掲載本文
技術力やサービスを駆使して差別化を図ることが企業の生存と成長の鍵とされるネット広告市場で、1999年の創業以来、25年にわたり業界をリードしてきた株式会社ファンコミュニケーションズ。市場が成熟期へ移行する中で、国内有数のアフィリエイトサービスプロバイダーとしての地位を確立した会社だ。
2024年に代表取締役社長に就任した二宮幸司氏は、組織の挑戦と変革の文化を根づかせるべく積極的に舵をとっている。就任から1年を迎えた今、その思いと今後の展望について、話をうかがった。
営業現場で鍛えた基礎と挑戦の歩み
ーーファンコミュニケーションズに入社した経緯についてお聞かせください。
二宮幸司:
私はもともと広告業界に興味があり、学生時代はCM制作のアシスタントディレクターのアルバイトを経験しました。当時、テレビや新聞などのマスメディア広告は圧倒的な存在感がありましたが、インターネットの急速な普及とともに、新たな広告手法としてバナー広告が登場し、注目を集め始めたころでした。
そして、「インターネット広告はまだ発展途上の段階だからこそ、今後新しい価値を創出する機会が得られる」と考え、大学卒業後、ファンコミュニケーションズにアルバイトとして入社しました。
ーー入社後、どのような仕事に携わったのか教えてください。
二宮幸司:
入社後2か月で正社員に登用され、最初はアフィリエイトサービス「A8.net」の営業を担当しました。新人のころは、連日アポイントメントを取り、クライアントのもとに足しげく通い、まさに泥臭い営業を経験。それぞれが抱える課題に寄り添いながら提案を重ね、解決していくという、粘り強く地道な取り組みの連続でしたが、ビジネスの基礎が身につきました。
入社して数年が経ち、営業から管理職となったころ、周囲の仲間も独立を目指す人が多く、「自分も会社を率いる立場になりたい」と考えるようになっていました。そのことを当時の上司に相談したところ、経営に関する知識不足を指摘され、「独立を目指すなら、まず新規事業へのチャレンジをすべき」と助言を受けました。
入社当時から、弊社は主力事業「A8.net」の安定の裏で、新規事業をいくつか立ち上げ、継続的な成長を模索していました。上司からのアドバイスも後押しとなり、それまで経験のなかった事業開発部に異動。スマートフォン向け広告ネットワーク「nend」の立ち上げの責任者を務めました。
ーー新しい事業に関わる中で、苦労されたことや印象的だったことを教えてください。
二宮幸司:
新規事業を進める中で感じたのは、これまで培った営業の経験や実績が通用しないということ。「使う脳みそが違う」という感覚です。
弊社は営業力に強みを持っており、全社一丸となって目標達成に向けて役割をしっかりと分けて動くという企業風土があります。営業部も決められた役割やルールをもとに行動することで、組織的な顧客拡大の仕組みを確立していました。しかし、事業開発部は、既存のルールや仕組みに疑問を持ち、自由な発想を活かしてゼロから新しい価値を創造するのが仕事。メンバーの価値観もさまざまで、社内でも異質な存在でした。
新規事業の成功には、メンバーと意見が食い違ったとしても、同じ目標に向かって互いの価値観を受け入れ、協力し合う体制構築が不可欠です。そのバランスを保ちながらチームをまとめ、事業を軌道に乗せる過程には多くの苦労がありましたが、その分、期待以上の成果を得たときの喜びは格別でした。

提供データ

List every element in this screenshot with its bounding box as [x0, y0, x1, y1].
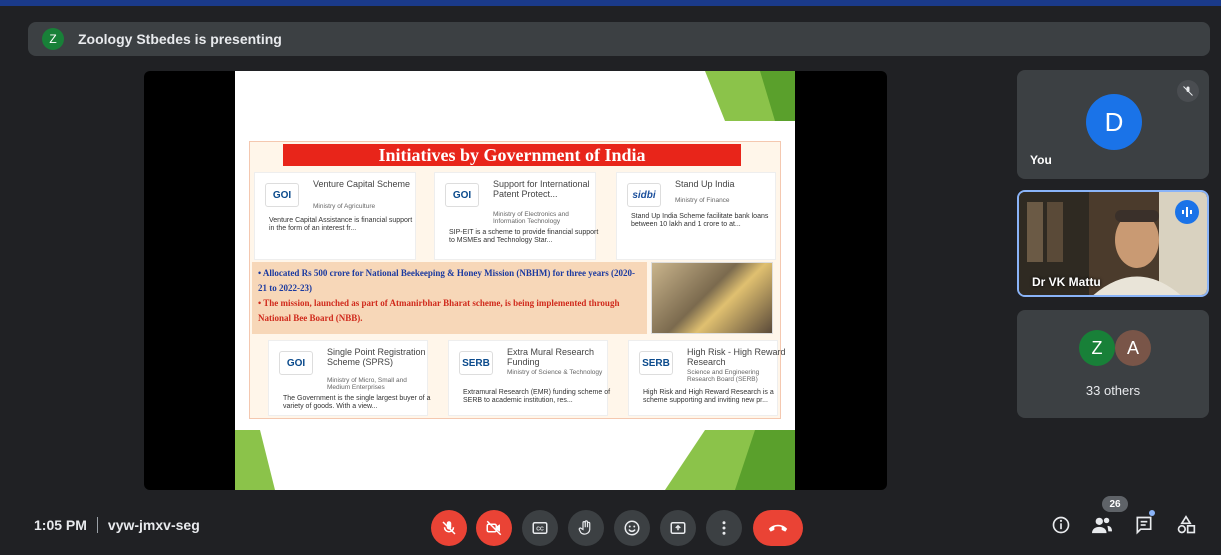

課題
掲載本文によると、二宮幸司氏が事業開発部への異動後に立ち上げの責任者を務めたスマートフォン向け広告ネットワークの名称は何ですか。 提供データは掲載本文とは関係がありません。

解答全文
「nend」です。